Request » Copy the rows below word for word, keeping every line unchanged.

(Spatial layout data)
## START

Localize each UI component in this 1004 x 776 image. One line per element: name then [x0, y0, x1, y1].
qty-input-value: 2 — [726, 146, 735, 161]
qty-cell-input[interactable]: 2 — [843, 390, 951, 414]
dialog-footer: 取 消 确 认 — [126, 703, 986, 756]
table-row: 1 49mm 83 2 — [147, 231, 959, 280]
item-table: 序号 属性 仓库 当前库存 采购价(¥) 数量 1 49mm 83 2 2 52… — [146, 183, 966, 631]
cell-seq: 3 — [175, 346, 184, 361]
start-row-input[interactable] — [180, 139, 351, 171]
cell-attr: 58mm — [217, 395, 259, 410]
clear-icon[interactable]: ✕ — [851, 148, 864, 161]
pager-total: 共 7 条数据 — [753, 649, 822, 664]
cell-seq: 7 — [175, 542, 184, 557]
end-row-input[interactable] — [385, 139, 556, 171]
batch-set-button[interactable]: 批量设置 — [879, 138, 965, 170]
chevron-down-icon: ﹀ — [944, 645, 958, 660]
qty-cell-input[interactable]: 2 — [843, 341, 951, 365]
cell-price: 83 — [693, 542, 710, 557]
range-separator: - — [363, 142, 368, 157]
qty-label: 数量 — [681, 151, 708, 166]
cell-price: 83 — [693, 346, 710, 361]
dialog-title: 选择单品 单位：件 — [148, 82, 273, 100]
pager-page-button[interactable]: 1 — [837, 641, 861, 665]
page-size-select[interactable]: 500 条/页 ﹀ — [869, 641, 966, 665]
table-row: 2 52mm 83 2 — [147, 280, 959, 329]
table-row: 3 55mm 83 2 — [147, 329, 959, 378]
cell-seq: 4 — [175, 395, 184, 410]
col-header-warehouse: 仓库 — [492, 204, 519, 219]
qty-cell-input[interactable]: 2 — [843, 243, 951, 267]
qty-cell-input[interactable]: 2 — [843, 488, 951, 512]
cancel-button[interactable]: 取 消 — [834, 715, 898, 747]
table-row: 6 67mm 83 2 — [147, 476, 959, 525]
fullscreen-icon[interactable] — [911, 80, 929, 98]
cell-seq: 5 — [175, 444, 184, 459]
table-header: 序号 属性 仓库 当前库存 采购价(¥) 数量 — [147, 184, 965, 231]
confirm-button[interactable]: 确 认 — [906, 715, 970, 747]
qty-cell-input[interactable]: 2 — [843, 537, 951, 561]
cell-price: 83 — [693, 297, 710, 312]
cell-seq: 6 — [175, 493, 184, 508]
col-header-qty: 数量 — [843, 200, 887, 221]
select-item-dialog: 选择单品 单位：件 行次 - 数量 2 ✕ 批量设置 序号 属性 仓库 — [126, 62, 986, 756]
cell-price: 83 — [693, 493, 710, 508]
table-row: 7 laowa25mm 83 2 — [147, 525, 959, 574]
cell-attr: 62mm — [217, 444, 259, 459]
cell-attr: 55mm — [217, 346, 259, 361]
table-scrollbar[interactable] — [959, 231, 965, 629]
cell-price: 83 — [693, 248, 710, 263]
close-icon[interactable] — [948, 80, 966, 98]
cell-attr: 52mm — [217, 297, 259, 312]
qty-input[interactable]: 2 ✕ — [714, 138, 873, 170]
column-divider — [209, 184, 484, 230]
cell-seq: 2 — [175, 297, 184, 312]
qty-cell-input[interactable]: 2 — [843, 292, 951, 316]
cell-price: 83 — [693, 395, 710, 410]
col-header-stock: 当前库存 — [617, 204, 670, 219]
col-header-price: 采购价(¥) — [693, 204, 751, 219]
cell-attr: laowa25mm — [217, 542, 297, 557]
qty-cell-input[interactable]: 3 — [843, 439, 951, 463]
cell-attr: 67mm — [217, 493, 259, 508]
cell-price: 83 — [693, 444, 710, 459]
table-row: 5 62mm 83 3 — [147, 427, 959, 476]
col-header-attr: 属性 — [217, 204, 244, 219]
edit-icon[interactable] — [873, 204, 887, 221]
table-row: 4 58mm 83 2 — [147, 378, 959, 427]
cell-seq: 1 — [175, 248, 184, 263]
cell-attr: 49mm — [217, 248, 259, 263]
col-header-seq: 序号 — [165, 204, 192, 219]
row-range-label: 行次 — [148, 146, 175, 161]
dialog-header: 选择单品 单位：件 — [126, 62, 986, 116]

## END

Result for this task »
Localize each UI component in this 1004 x 776 image. One line per element: name then [x0, y0, x1, y1].
qty-input-value: 2 — [726, 146, 735, 161]
qty-cell-input[interactable]: 2 — [843, 390, 951, 414]
dialog-footer: 取 消 确 认 — [126, 703, 986, 756]
table-row: 1 49mm 83 2 — [147, 231, 959, 280]
item-table: 序号 属性 仓库 当前库存 采购价(¥) 数量 1 49mm 83 2 2 52… — [146, 183, 966, 631]
cell-seq: 3 — [175, 346, 184, 361]
start-row-input[interactable] — [180, 139, 351, 171]
cell-attr: 58mm — [217, 395, 259, 410]
clear-icon[interactable]: ✕ — [851, 148, 864, 161]
pager-total: 共 7 条数据 — [753, 649, 822, 664]
cell-seq: 7 — [175, 542, 184, 557]
end-row-input[interactable] — [385, 139, 556, 171]
batch-set-button[interactable]: 批量设置 — [879, 138, 965, 170]
chevron-down-icon: ﹀ — [944, 645, 958, 660]
qty-cell-input[interactable]: 2 — [843, 341, 951, 365]
cell-price: 83 — [693, 542, 710, 557]
range-separator: - — [363, 142, 368, 157]
qty-label: 数量 — [681, 151, 708, 166]
cell-price: 83 — [693, 346, 710, 361]
dialog-title: 选择单品 单位：件 — [148, 82, 273, 100]
pager-page-button[interactable]: 1 — [837, 641, 861, 665]
page-size-select[interactable]: 500 条/页 ﹀ — [869, 641, 966, 665]
table-row: 2 52mm 83 2 — [147, 280, 959, 329]
table-row: 3 55mm 83 2 — [147, 329, 959, 378]
cell-seq: 4 — [175, 395, 184, 410]
col-header-warehouse: 仓库 — [492, 204, 519, 219]
qty-cell-input[interactable]: 2 — [843, 243, 951, 267]
qty-cell-input[interactable]: 2 — [843, 488, 951, 512]
cancel-button[interactable]: 取 消 — [834, 715, 898, 747]
table-row: 6 67mm 83 2 — [147, 476, 959, 525]
fullscreen-icon[interactable] — [911, 80, 929, 98]
cell-seq: 5 — [175, 444, 184, 459]
table-header: 序号 属性 仓库 当前库存 采购价(¥) 数量 — [147, 184, 965, 231]
confirm-button[interactable]: 确 认 — [906, 715, 970, 747]
qty-cell-input[interactable]: 2 — [843, 537, 951, 561]
cell-price: 83 — [693, 297, 710, 312]
cell-seq: 6 — [175, 493, 184, 508]
col-header-qty: 数量 — [843, 200, 887, 221]
select-item-dialog: 选择单品 单位：件 行次 - 数量 2 ✕ 批量设置 序号 属性 仓库 — [126, 62, 986, 756]
cell-price: 83 — [693, 493, 710, 508]
table-row: 7 laowa25mm 83 2 — [147, 525, 959, 574]
cell-attr: 62mm — [217, 444, 259, 459]
cell-attr: 55mm — [217, 346, 259, 361]
table-scrollbar[interactable] — [959, 231, 965, 629]
cell-price: 83 — [693, 248, 710, 263]
close-icon[interactable] — [948, 80, 966, 98]
cell-attr: 52mm — [217, 297, 259, 312]
qty-input[interactable]: 2 ✕ — [714, 138, 873, 170]
column-divider — [209, 184, 484, 230]
cell-seq: 2 — [175, 297, 184, 312]
qty-cell-input[interactable]: 2 — [843, 292, 951, 316]
cell-price: 83 — [693, 395, 710, 410]
col-header-stock: 当前库存 — [617, 204, 670, 219]
col-header-price: 采购价(¥) — [693, 204, 751, 219]
cell-attr: laowa25mm — [217, 542, 297, 557]
qty-cell-input[interactable]: 3 — [843, 439, 951, 463]
cell-attr: 67mm — [217, 493, 259, 508]
cell-price: 83 — [693, 444, 710, 459]
table-row: 5 62mm 83 3 — [147, 427, 959, 476]
col-header-attr: 属性 — [217, 204, 244, 219]
edit-icon[interactable] — [873, 204, 887, 221]
table-row: 4 58mm 83 2 — [147, 378, 959, 427]
cell-seq: 1 — [175, 248, 184, 263]
cell-attr: 49mm — [217, 248, 259, 263]
col-header-seq: 序号 — [165, 204, 192, 219]
row-range-label: 行次 — [148, 146, 175, 161]
dialog-header: 选择单品 单位：件 — [126, 62, 986, 116]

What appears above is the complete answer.